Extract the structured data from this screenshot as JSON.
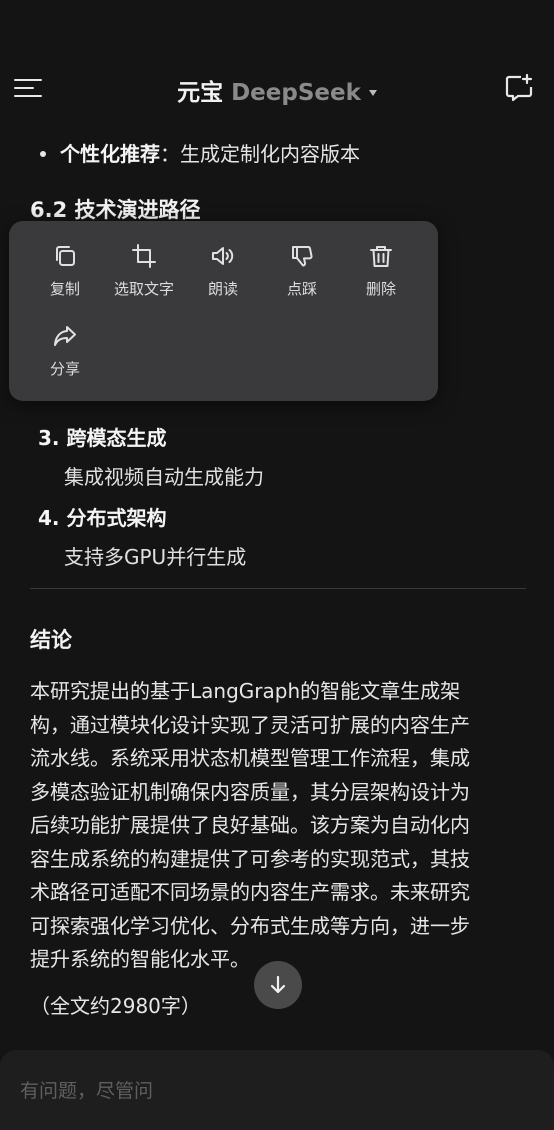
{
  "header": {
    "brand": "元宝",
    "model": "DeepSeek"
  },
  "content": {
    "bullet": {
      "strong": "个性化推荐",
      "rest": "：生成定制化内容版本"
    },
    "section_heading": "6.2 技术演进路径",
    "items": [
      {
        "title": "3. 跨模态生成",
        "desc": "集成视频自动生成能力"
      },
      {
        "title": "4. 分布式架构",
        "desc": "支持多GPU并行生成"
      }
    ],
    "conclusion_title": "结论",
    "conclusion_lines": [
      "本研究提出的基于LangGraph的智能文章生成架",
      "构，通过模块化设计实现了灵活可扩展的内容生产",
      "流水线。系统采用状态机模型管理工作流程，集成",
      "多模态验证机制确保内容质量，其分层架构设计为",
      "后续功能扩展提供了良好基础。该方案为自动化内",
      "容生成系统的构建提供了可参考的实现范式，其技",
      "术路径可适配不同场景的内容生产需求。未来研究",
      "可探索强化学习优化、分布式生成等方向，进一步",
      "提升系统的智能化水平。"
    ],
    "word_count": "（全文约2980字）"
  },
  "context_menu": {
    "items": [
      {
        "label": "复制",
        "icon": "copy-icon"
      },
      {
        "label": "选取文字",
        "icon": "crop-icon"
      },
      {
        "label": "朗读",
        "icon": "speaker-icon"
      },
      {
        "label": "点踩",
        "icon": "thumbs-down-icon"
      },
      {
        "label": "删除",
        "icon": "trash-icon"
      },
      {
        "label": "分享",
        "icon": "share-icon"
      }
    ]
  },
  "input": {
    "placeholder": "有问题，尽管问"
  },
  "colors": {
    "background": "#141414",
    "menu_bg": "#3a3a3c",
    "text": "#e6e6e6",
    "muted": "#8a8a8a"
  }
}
——————————
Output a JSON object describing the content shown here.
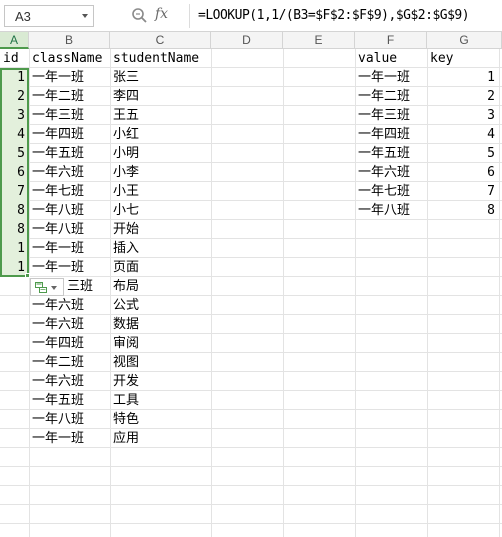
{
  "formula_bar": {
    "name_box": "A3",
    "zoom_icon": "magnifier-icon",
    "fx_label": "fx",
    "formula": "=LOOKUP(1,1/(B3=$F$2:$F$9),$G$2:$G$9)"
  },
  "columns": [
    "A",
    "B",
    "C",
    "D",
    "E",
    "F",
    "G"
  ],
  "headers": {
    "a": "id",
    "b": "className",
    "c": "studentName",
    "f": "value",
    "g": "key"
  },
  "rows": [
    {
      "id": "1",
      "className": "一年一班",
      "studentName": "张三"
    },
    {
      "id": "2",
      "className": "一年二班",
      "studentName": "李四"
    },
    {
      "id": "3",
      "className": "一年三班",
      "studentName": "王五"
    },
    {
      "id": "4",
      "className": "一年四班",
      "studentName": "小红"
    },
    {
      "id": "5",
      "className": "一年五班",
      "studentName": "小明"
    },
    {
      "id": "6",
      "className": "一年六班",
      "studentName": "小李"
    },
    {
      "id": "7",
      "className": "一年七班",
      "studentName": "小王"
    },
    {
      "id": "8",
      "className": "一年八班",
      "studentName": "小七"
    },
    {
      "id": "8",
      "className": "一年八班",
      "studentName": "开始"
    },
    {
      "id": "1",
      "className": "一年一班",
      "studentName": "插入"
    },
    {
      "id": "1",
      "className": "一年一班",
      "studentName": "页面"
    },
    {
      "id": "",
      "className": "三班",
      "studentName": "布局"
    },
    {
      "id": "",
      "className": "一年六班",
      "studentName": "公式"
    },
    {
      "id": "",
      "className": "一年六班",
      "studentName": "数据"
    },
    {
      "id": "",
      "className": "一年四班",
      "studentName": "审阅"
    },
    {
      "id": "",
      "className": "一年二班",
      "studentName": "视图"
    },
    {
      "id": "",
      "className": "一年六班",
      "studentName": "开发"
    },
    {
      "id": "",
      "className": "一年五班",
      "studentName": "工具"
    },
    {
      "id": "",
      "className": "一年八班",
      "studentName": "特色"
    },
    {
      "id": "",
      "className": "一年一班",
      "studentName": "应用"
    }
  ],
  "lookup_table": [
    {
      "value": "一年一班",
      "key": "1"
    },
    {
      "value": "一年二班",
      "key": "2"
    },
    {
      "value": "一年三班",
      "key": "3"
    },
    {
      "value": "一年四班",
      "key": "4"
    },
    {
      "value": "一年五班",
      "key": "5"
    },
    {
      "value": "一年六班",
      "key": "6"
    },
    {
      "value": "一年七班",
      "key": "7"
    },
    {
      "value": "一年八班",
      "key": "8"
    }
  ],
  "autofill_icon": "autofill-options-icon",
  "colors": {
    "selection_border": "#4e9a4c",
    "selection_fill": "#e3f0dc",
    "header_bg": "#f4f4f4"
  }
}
——————————
WRITTEN PROBLEM:
Where a line in the material above holds "icon", copy that line.

EXPECTED OUTPUT:
        "icon": "copy-icon"
        "icon": "crop-icon"
        "icon": "speaker-icon"
        "icon": "thumbs-down-icon"
        "icon": "trash-icon"
        "icon": "share-icon"
    "zoom_icon": "magnifier-icon",
  "autofill_icon": "autofill-options-icon",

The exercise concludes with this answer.